++++ Recorded information

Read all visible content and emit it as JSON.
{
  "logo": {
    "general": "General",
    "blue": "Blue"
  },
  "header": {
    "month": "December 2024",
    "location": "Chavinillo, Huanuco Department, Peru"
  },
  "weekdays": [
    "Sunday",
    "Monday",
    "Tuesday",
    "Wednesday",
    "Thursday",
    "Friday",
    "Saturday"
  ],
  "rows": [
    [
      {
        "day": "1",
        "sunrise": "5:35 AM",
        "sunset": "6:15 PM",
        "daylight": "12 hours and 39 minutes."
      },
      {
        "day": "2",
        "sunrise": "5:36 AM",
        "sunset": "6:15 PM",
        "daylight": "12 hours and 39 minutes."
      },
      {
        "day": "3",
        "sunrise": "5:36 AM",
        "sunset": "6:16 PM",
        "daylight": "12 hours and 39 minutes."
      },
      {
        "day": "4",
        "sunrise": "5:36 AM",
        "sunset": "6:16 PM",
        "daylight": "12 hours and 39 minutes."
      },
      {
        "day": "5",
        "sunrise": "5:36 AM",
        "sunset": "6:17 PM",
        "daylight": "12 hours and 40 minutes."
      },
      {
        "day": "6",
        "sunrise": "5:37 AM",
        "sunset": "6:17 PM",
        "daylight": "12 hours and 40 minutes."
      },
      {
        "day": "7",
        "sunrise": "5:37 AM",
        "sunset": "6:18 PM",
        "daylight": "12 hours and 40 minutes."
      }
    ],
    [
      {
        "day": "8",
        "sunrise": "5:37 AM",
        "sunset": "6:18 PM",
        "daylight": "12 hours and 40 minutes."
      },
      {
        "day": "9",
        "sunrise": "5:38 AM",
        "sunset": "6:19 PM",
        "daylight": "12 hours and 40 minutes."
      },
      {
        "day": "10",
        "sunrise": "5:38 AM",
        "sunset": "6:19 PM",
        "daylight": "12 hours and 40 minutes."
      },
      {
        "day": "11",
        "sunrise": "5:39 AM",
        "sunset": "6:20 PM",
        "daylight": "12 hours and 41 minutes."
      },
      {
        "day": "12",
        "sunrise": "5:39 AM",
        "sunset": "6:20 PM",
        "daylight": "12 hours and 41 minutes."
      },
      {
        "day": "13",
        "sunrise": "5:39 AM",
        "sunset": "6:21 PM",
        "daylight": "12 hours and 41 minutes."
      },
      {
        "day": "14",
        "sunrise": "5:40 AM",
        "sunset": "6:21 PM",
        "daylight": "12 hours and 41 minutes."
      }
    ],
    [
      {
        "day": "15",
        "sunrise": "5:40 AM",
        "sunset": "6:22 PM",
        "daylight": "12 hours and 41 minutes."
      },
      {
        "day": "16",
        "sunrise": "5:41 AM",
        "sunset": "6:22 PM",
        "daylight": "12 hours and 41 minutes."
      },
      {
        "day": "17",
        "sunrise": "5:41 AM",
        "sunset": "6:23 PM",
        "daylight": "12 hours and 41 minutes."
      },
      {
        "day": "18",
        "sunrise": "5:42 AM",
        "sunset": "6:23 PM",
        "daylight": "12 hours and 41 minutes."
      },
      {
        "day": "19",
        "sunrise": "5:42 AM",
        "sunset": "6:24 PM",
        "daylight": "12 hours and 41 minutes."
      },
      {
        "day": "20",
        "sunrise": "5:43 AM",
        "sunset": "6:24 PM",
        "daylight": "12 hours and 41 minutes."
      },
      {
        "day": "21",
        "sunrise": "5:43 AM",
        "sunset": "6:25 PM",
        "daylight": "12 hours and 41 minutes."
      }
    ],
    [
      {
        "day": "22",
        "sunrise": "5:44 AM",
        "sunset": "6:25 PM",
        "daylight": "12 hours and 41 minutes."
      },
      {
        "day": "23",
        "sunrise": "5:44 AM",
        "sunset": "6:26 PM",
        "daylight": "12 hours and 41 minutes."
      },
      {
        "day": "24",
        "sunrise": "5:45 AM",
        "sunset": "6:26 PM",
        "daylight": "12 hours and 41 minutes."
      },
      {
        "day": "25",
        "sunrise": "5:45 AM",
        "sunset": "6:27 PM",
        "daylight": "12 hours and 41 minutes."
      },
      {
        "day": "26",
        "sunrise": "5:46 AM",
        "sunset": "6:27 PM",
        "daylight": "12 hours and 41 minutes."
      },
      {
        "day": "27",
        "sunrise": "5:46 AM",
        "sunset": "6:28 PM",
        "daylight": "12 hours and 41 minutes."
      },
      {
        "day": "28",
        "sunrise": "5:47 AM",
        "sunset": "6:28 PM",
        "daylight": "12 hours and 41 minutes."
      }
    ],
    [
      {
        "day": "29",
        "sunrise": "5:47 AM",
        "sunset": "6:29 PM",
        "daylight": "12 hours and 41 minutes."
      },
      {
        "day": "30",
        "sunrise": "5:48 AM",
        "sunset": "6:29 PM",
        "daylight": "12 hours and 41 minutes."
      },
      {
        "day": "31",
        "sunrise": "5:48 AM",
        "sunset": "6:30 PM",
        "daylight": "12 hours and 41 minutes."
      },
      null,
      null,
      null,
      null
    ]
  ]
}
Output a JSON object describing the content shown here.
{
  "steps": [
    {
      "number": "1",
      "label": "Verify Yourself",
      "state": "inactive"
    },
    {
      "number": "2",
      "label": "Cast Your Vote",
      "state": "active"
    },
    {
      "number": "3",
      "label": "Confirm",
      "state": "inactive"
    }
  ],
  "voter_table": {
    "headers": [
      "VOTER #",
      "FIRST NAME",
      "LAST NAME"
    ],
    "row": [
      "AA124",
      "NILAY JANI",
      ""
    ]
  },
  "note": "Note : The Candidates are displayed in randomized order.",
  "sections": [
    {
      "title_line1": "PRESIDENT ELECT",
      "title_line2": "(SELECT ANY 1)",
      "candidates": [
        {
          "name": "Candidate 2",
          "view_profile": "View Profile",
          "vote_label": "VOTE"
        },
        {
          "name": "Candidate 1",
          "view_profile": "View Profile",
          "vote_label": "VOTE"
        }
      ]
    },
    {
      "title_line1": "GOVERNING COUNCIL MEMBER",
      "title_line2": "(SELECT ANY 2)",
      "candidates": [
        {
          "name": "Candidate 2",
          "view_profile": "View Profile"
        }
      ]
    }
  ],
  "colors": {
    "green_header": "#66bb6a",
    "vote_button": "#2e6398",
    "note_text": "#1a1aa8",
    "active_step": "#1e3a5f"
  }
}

++++++++

Find the lines above holding the word "SELECT" and show them.

Worked solution ::
      "title_line2": "(SELECT ANY 1)",
      "title_line2": "(SELECT ANY 2)",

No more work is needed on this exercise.